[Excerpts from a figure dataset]

-------

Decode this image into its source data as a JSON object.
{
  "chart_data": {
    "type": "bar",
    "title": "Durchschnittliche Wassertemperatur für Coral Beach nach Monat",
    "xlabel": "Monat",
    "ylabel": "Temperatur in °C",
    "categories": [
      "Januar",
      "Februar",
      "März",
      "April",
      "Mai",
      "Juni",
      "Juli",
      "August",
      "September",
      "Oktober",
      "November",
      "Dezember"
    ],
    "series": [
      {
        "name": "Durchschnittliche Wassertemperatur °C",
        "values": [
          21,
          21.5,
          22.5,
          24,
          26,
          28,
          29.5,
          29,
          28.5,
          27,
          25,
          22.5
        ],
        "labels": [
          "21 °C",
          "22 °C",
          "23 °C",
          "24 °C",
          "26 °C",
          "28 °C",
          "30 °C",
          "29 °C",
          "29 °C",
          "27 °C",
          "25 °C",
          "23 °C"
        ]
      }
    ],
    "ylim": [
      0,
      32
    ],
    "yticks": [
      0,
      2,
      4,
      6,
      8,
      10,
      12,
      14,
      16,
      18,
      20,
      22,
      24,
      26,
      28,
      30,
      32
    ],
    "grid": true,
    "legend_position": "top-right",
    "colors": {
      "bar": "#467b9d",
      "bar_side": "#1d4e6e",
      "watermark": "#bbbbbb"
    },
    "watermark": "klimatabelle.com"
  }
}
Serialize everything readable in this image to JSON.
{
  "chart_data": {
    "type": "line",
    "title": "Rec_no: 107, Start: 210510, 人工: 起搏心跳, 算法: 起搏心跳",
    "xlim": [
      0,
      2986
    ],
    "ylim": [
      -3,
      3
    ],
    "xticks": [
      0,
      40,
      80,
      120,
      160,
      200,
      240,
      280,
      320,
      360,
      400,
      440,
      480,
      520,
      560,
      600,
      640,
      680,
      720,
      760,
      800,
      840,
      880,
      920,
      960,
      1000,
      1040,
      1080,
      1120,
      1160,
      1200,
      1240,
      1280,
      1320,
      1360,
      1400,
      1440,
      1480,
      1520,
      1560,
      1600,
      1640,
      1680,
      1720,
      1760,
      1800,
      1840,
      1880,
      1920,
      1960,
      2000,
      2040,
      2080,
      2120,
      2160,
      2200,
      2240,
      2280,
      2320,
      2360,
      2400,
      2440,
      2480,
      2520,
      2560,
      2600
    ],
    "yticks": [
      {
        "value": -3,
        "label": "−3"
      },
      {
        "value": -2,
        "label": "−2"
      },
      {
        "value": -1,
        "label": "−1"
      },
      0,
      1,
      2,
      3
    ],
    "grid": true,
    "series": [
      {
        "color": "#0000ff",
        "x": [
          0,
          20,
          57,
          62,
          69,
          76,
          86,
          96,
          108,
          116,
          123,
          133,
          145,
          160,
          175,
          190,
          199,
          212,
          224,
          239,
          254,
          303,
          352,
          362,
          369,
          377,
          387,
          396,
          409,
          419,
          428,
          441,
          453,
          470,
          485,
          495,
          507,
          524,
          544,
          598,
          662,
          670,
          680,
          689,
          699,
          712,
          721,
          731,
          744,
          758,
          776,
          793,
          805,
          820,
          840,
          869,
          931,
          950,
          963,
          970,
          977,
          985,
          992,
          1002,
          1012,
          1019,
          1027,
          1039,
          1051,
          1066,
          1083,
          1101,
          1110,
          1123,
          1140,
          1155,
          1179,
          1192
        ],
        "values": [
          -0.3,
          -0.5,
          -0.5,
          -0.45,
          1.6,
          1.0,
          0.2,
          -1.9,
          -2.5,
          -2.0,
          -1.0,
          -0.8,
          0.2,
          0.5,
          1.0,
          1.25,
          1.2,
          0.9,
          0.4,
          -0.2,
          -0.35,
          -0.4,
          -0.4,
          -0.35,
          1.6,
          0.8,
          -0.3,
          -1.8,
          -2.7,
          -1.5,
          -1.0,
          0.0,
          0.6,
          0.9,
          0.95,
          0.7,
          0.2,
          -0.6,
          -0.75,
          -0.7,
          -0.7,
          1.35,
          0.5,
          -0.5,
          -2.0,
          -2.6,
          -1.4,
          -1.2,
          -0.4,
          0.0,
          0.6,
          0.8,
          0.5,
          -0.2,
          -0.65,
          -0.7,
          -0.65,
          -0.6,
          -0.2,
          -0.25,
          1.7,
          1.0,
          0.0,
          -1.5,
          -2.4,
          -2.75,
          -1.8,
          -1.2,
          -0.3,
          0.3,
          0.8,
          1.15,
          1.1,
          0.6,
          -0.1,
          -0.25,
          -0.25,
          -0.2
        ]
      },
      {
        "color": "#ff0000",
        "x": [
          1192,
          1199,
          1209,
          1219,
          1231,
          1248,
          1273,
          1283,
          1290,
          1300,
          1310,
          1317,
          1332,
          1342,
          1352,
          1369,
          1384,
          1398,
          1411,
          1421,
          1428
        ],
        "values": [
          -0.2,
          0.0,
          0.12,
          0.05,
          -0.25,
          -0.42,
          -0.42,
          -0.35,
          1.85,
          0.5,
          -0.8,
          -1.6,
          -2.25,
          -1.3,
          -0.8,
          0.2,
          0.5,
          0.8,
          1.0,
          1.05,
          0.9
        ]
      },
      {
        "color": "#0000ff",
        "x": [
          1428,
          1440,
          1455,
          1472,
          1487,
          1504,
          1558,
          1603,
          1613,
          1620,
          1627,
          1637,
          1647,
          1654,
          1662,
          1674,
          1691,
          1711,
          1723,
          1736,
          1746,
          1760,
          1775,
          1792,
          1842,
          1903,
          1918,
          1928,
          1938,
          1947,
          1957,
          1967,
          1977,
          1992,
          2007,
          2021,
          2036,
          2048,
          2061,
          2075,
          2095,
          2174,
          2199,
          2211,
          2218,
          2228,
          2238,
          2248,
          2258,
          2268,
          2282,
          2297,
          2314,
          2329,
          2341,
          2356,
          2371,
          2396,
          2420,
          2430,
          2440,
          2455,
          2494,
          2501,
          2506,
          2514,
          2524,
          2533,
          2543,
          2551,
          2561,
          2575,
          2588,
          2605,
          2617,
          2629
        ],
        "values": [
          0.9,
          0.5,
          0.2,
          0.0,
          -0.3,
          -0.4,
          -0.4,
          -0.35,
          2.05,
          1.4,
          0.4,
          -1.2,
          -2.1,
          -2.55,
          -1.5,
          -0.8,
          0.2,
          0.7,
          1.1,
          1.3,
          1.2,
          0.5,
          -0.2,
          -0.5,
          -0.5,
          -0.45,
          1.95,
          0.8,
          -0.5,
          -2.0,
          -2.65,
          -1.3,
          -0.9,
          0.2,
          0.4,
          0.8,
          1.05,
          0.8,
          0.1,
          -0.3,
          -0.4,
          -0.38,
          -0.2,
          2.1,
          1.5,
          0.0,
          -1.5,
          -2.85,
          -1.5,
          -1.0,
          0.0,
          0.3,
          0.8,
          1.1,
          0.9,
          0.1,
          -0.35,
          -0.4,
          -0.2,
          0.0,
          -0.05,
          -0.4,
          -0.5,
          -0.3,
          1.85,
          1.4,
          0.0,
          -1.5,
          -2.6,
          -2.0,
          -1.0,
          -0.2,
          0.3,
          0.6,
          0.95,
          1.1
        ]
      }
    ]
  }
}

-------

• [What you have to do]: Extract all lines as given.

• [Task solution]:
Decode this image into its source data as a JSON object.
{
  "chart_data": {
    "type": "bar",
    "title": "Durchschnittliche Wassertemperatur für Coral Beach nach Monat",
    "xlabel": "Monat",
    "ylabel": "Temperatur in °C",
    "categories": [
      "Januar",
      "Februar",
      "März",
      "April",
      "Mai",
      "Juni",
      "Juli",
      "August",
      "September",
      "Oktober",
      "November",
      "Dezember"
    ],
    "series": [
      {
        "name": "Durchschnittliche Wassertemperatur °C",
        "values": [
          21,
          21.5,
          22.5,
          24,
          26,
          28,
          29.5,
          29,
          28.5,
          27,
          25,
          22.5
        ],
        "labels": [
          "21 °C",
          "22 °C",
          "23 °C",
          "24 °C",
          "26 °C",
          "28 °C",
          "30 °C",
          "29 °C",
          "29 °C",
          "27 °C",
          "25 °C",
          "23 °C"
        ]
      }
    ],
    "ylim": [
      0,
      32
    ],
    "yticks": [
      0,
      2,
      4,
      6,
      8,
      10,
      12,
      14,
      16,
      18,
      20,
      22,
      24,
      26,
      28,
      30,
      32
    ],
    "grid": true,
    "legend_position": "top-right",
    "colors": {
      "bar": "#467b9d",
      "bar_side": "#1d4e6e",
      "watermark": "#bbbbbb"
    },
    "watermark": "klimatabelle.com"
  }
}
Serialize everything readable in this image to JSON.
{
  "chart_data": {
    "type": "line",
    "title": "Rec_no: 107, Start: 210510, 人工: 起搏心跳, 算法: 起搏心跳",
    "xlim": [
      0,
      2986
    ],
    "ylim": [
      -3,
      3
    ],
    "xticks": [
      0,
      40,
      80,
      120,
      160,
      200,
      240,
      280,
      320,
      360,
      400,
      440,
      480,
      520,
      560,
      600,
      640,
      680,
      720,
      760,
      800,
      840,
      880,
      920,
      960,
      1000,
      1040,
      1080,
      1120,
      1160,
      1200,
      1240,
      1280,
      1320,
      1360,
      1400,
      1440,
      1480,
      1520,
      1560,
      1600,
      1640,
      1680,
      1720,
      1760,
      1800,
      1840,
      1880,
      1920,
      1960,
      2000,
      2040,
      2080,
      2120,
      2160,
      2200,
      2240,
      2280,
      2320,
      2360,
      2400,
      2440,
      2480,
      2520,
      2560,
      2600
    ],
    "yticks": [
      {
        "value": -3,
        "label": "−3"
      },
      {
        "value": -2,
        "label": "−2"
      },
      {
        "value": -1,
        "label": "−1"
      },
      0,
      1,
      2,
      3
    ],
    "grid": true,
    "series": [
      {
        "color": "#0000ff",
        "x": [
          0,
          20,
          57,
          62,
          69,
          76,
          86,
          96,
          108,
          116,
          123,
          133,
          145,
          160,
          175,
          190,
          199,
          212,
          224,
          239,
          254,
          303,
          352,
          362,
          369,
          377,
          387,
          396,
          409,
          419,
          428,
          441,
          453,
          470,
          485,
          495,
          507,
          524,
          544,
          598,
          662,
          670,
          680,
          689,
          699,
          712,
          721,
          731,
          744,
          758,
          776,
          793,
          805,
          820,
          840,
          869,
          931,
          950,
          963,
          970,
          977,
          985,
          992,
          1002,
          1012,
          1019,
          1027,
          1039,
          1051,
          1066,
          1083,
          1101,
          1110,
          1123,
          1140,
          1155,
          1179,
          1192
        ],
        "values": [
          -0.3,
          -0.5,
          -0.5,
          -0.45,
          1.6,
          1.0,
          0.2,
          -1.9,
          -2.5,
          -2.0,
          -1.0,
          -0.8,
          0.2,
          0.5,
          1.0,
          1.25,
          1.2,
          0.9,
          0.4,
          -0.2,
          -0.35,
          -0.4,
          -0.4,
          -0.35,
          1.6,
          0.8,
          -0.3,
          -1.8,
          -2.7,
          -1.5,
          -1.0,
          0.0,
          0.6,
          0.9,
          0.95,
          0.7,
          0.2,
          -0.6,
          -0.75,
          -0.7,
          -0.7,
          1.35,
          0.5,
          -0.5,
          -2.0,
          -2.6,
          -1.4,
          -1.2,
          -0.4,
          0.0,
          0.6,
          0.8,
          0.5,
          -0.2,
          -0.65,
          -0.7,
          -0.65,
          -0.6,
          -0.2,
          -0.25,
          1.7,
          1.0,
          0.0,
          -1.5,
          -2.4,
          -2.75,
          -1.8,
          -1.2,
          -0.3,
          0.3,
          0.8,
          1.15,
          1.1,
          0.6,
          -0.1,
          -0.25,
          -0.25,
          -0.2
        ]
      },
      {
        "color": "#ff0000",
        "x": [
          1192,
          1199,
          1209,
          1219,
          1231,
          1248,
          1273,
          1283,
          1290,
          1300,
          1310,
          1317,
          1332,
          1342,
          1352,
          1369,
          1384,
          1398,
          1411,
          1421,
          1428
        ],
        "values": [
          -0.2,
          0.0,
          0.12,
          0.05,
          -0.25,
          -0.42,
          -0.42,
          -0.35,
          1.85,
          0.5,
          -0.8,
          -1.6,
          -2.25,
          -1.3,
          -0.8,
          0.2,
          0.5,
          0.8,
          1.0,
          1.05,
          0.9
        ]
      },
      {
        "color": "#0000ff",
        "x": [
          1428,
          1440,
          1455,
          1472,
          1487,
          1504,
          1558,
          1603,
          1613,
          1620,
          1627,
          1637,
          1647,
          1654,
          1662,
          1674,
          1691,
          1711,
          1723,
          1736,
          1746,
          1760,
          1775,
          1792,
          1842,
          1903,
          1918,
          1928,
          1938,
          1947,
          1957,
          1967,
          1977,
          1992,
          2007,
          2021,
          2036,
          2048,
          2061,
          2075,
          2095,
          2174,
          2199,
          2211,
          2218,
          2228,
          2238,
          2248,
          2258,
          2268,
          2282,
          2297,
          2314,
          2329,
          2341,
          2356,
          2371,
          2396,
          2420,
          2430,
          2440,
          2455,
          2494,
          2501,
          2506,
          2514,
          2524,
          2533,
          2543,
          2551,
          2561,
          2575,
          2588,
          2605,
          2617,
          2629
        ],
        "values": [
          0.9,
          0.5,
          0.2,
          0.0,
          -0.3,
          -0.4,
          -0.4,
          -0.35,
          2.05,
          1.4,
          0.4,
          -1.2,
          -2.1,
          -2.55,
          -1.5,
          -0.8,
          0.2,
          0.7,
          1.1,
          1.3,
          1.2,
          0.5,
          -0.2,
          -0.5,
          -0.5,
          -0.45,
          1.95,
          0.8,
          -0.5,
          -2.0,
          -2.65,
          -1.3,
          -0.9,
          0.2,
          0.4,
          0.8,
          1.05,
          0.8,
          0.1,
          -0.3,
          -0.4,
          -0.38,
          -0.2,
          2.1,
          1.5,
          0.0,
          -1.5,
          -2.85,
          -1.5,
          -1.0,
          0.0,
          0.3,
          0.8,
          1.1,
          0.9,
          0.1,
          -0.35,
          -0.4,
          -0.2,
          0.0,
          -0.05,
          -0.4,
          -0.5,
          -0.3,
          1.85,
          1.4,
          0.0,
          -1.5,
          -2.6,
          -2.0,
          -1.0,
          -0.2,
          0.3,
          0.6,
          0.95,
          1.1
        ]
      }
    ]
  }
}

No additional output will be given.